• SUPPLIED PASSAGE
[Start of Attachment]

My day of work at his house is ending; I am putting chemicals, brushes and the bucket away, making ready to go to the Carson’s.  These days I don’t often have two customers in one day, so I’m kind of high on the recovery, the ability to work happily for 8 hours.  Dr. Mansoor wants to write me a check, he imagines I could use some money, and I am cool with receiving money since there is always something to be paid for.  As he hands me the check he says, “let’s say you gradually work us to Wednesday.”  It was a statement.
The thing on my mind for weeks has been, why do I find him so irritating?  As I repeated the exchange standing over the kitchen sink at the Carson’s, Anne tossed off, “I give it 6 weeks.”  I think this will be much longer than 6 weeks, for many reasons.  I can make money at any house and certainly get more involvement from another customer.  I can’t, however, imagine a more organized or fascinating household.   Leo and Carolyn are both interesting individuals.  Their home is better than a museum; Leo has the book his great grandfather took medical notes in.  It might be older than that; I think it is written on vellum.  They have a lot of stuff from his country of youth.  I cannot resist people with roots in different cultures; I cannot decline the privilege of being in their house. 
As much as I love the house and all the stuff, I don’t like the way the piles of books have multiplied; they are under side tables and stacked beside couches.  They need to be culled and it is hard to imagine that happening.  Carolyn, though she seems to have forgotten how clean she once kept closets and baseboards, does notice the improvement in the windows and asks for tasks that she notices.  I have hope that as she sees furniture moved and the bugs exposed underneath, she will start getting her old ideas.  She has asked me to do certain windows and wondered if I will get to the upstairs bedrooms and bath.  So that gives me a reason to show her the dirt in the shadows.  I called her from the kitchen a couple of weeks ago and showed her all the bugs and their solid waste, under the cushions of the sofa and on the floor behind it.  “This is why it’s taking me so long to do things.  I don’t want you to think I’m being slack.  Once I get everything right I can move faster.”
“I didn’t notice.  I wouldn’t have thought to look under those cushions,” she said in a tone of vaguely curious surprise.  I’m counting on that remnant of curiosity, a thin thread to the Carolyn who could remember.
The most difficult moments are when she doesn’t even seem to remember who she is or the things she has done.  It really becomes complete amnesia and I don’t know how she does it, but she remains as trusting as Job. Once in a while she thrills me with a mildly cross word, her mind flashing out seeking answers or striking at the husband when he irritates her.  Mostly, right now, I just want to get the house clean.  It is hard to think about anything else.  It is not until the next day that I begin to think of how much I miss her and wish she did not require so much time in the bed.

[End of Attachment]

• TASK OBJECTIVE
Copy word for word the part of the housecleaning passage that opens with "My day of work" and closes with "was a statement.".

• MATERIAL PROVIDED
[Start of Attachment]

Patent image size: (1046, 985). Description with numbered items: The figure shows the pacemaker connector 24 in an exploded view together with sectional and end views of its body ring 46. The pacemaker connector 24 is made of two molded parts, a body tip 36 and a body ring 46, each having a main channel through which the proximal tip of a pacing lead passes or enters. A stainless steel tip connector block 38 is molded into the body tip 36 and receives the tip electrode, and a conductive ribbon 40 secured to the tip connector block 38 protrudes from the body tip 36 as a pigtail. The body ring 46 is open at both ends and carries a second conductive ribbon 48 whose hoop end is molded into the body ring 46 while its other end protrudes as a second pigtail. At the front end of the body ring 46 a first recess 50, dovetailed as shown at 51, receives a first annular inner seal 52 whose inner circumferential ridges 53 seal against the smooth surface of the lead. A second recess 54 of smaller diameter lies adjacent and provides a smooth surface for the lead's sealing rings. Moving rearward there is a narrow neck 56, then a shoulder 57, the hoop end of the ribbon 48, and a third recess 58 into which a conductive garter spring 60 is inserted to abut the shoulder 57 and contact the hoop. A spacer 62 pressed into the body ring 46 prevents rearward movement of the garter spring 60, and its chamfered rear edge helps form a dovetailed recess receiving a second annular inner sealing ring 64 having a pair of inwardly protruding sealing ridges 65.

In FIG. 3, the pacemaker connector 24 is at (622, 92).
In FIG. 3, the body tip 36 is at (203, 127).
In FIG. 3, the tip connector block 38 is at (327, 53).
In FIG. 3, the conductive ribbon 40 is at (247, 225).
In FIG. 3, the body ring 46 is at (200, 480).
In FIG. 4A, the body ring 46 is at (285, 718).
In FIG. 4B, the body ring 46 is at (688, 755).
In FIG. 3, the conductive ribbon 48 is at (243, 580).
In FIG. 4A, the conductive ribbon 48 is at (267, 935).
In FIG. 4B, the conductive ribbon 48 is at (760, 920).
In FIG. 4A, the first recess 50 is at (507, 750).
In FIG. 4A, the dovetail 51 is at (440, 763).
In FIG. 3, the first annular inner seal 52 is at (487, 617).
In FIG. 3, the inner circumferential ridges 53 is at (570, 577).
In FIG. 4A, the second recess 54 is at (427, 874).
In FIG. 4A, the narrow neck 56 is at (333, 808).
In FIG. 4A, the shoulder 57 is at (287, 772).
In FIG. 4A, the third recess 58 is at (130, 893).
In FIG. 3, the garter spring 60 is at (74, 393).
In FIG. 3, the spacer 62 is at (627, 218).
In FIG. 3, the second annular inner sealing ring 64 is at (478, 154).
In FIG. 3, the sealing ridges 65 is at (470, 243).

[End of Attachment]

• RESULT FOR THIS EXERCISE
My day of work at his house is ending; I am putting chemicals, brushes and the bucket away, making ready to go to the Carson’s.  These days I don’t often have two customers in one day, so I’m kind of high on the recovery, the ability to work happily for 8 hours.  Dr. Mansoor wants to write me a check, he imagines I could use some money, and I am cool with receiving money since there is always something to be paid for.  As he hands me the check he says, “let’s say you gradually work us to Wednesday.”  It was a statement.